- REQUIREMENTS -
Where a line holds the string "yellow", return that line.

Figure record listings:
************
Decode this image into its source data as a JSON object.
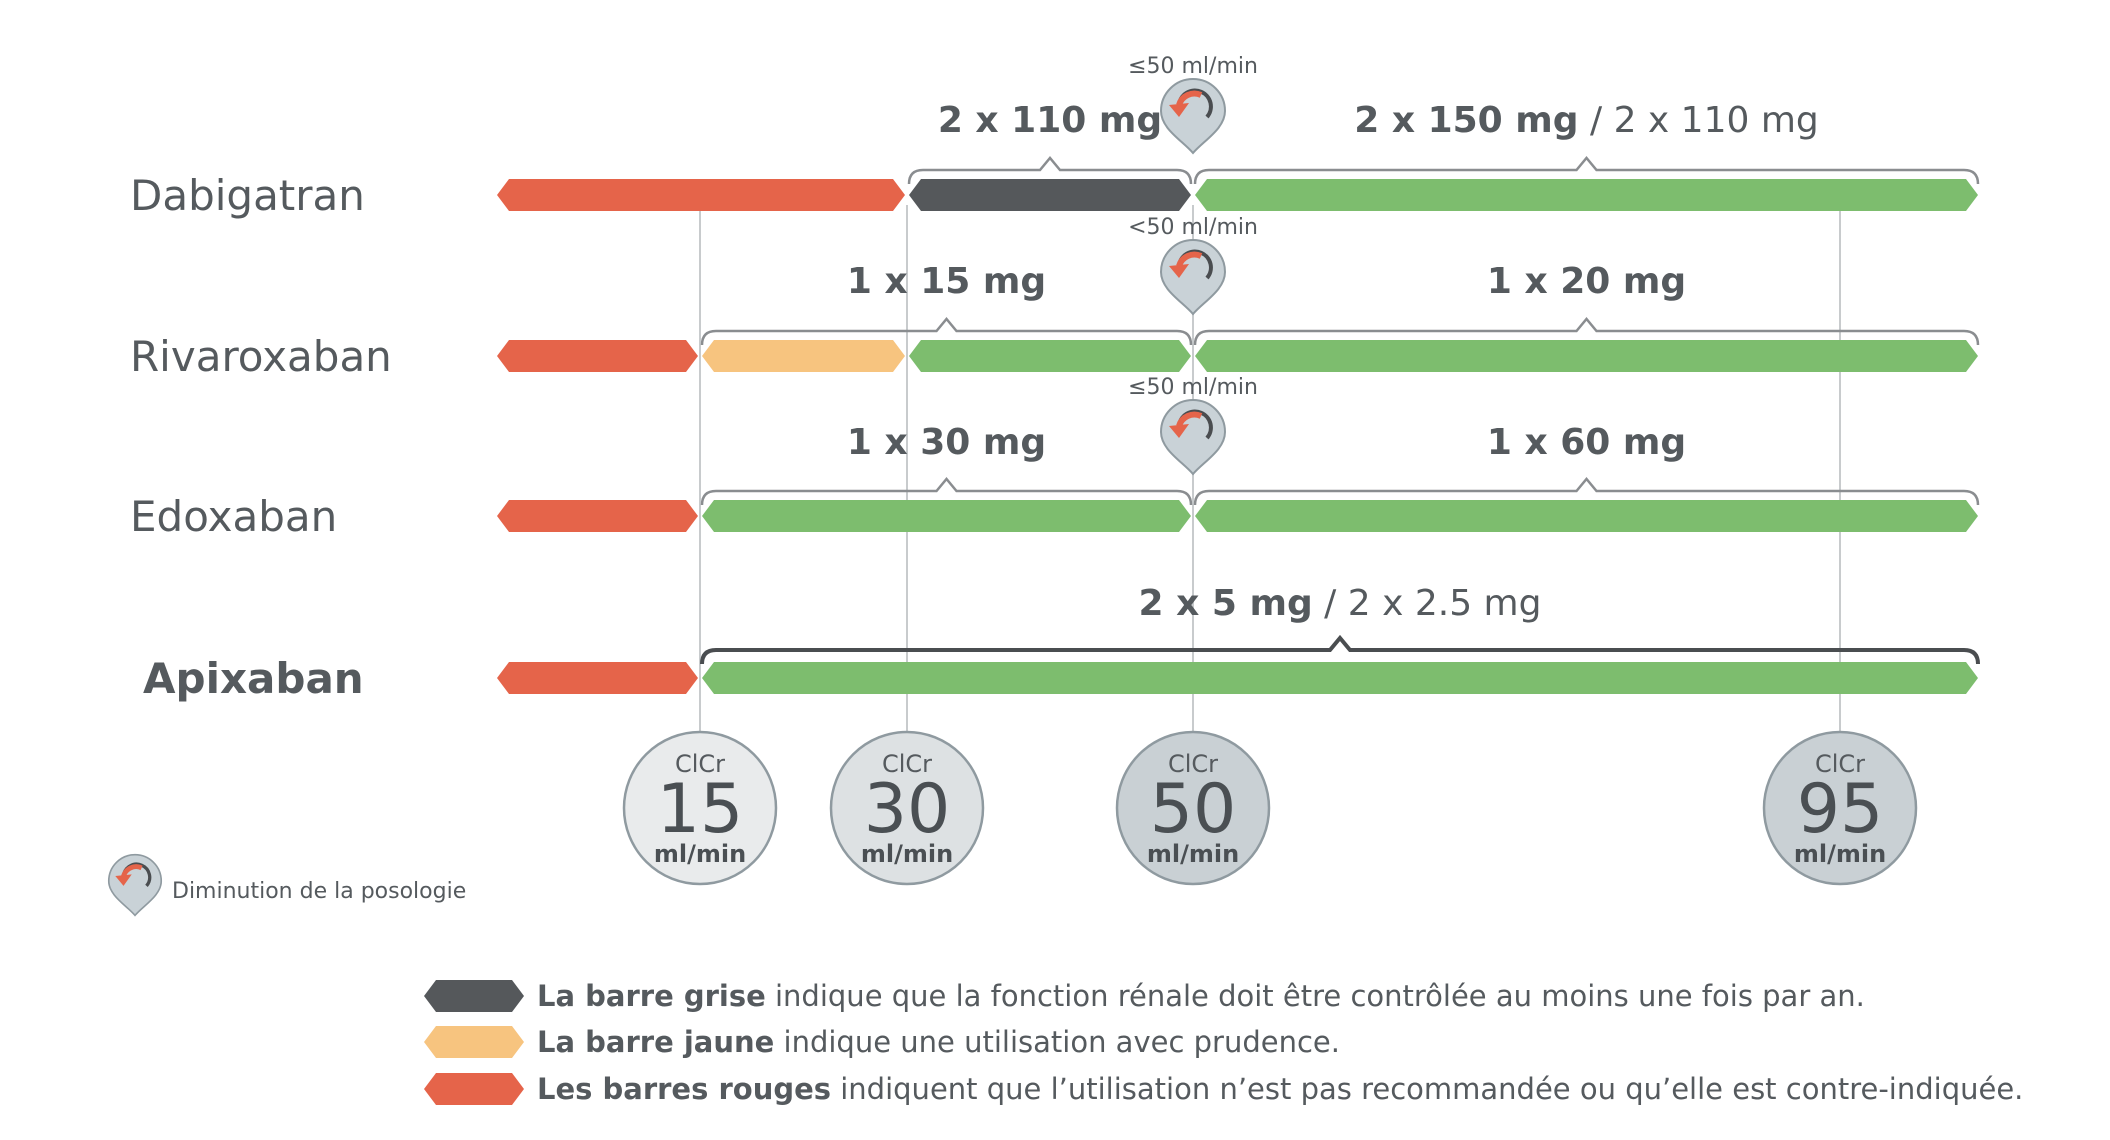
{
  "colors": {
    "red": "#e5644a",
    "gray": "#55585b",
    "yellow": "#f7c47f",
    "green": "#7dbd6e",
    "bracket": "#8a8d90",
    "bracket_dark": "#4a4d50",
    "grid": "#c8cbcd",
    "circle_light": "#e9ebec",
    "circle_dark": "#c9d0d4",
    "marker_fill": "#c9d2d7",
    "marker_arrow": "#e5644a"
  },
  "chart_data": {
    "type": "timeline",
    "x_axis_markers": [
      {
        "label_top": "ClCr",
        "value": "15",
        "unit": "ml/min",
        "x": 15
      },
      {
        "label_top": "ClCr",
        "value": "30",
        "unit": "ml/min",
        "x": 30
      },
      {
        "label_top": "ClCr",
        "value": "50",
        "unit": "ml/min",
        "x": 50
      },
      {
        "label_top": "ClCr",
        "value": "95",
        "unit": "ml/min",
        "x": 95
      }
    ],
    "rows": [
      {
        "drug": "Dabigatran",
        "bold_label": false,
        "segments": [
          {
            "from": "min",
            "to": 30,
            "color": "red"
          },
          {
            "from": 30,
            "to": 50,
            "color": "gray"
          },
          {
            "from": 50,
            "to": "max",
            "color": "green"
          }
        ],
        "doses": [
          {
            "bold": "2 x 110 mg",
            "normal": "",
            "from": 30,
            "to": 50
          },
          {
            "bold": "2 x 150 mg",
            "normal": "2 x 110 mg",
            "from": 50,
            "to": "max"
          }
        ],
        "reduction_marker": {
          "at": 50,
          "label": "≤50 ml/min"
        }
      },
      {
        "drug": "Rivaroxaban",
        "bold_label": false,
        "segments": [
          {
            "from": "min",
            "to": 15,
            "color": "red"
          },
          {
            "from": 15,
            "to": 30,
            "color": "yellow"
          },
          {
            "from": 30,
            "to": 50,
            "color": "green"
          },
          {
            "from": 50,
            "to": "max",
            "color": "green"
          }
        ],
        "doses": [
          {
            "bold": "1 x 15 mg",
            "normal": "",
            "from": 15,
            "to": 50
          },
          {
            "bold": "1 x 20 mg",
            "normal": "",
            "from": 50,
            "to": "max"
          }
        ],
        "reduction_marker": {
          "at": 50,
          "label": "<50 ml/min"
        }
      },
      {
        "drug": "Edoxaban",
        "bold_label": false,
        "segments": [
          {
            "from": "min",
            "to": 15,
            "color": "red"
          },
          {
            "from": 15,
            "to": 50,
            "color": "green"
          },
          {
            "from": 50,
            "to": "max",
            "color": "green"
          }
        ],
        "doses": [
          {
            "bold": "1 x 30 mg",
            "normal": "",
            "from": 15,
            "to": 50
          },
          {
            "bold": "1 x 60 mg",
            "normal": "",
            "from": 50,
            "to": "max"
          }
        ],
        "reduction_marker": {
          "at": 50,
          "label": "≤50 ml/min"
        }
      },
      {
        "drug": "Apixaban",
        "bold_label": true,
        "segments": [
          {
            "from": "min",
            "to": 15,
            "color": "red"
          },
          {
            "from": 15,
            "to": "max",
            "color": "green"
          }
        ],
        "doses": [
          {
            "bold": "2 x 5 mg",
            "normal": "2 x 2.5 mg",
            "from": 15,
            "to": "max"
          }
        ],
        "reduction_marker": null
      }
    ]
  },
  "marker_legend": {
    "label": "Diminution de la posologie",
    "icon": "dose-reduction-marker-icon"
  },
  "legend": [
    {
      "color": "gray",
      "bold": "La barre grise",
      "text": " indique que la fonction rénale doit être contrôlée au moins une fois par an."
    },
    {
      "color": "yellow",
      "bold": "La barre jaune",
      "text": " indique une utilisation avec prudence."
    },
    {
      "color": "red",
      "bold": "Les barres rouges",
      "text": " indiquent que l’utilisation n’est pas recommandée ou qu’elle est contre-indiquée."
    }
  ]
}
************
- SOLUTION FOR THIS EXERCISE -
    "yellow": "#f7c47f",
            "color": "yellow"
      "color": "yellow",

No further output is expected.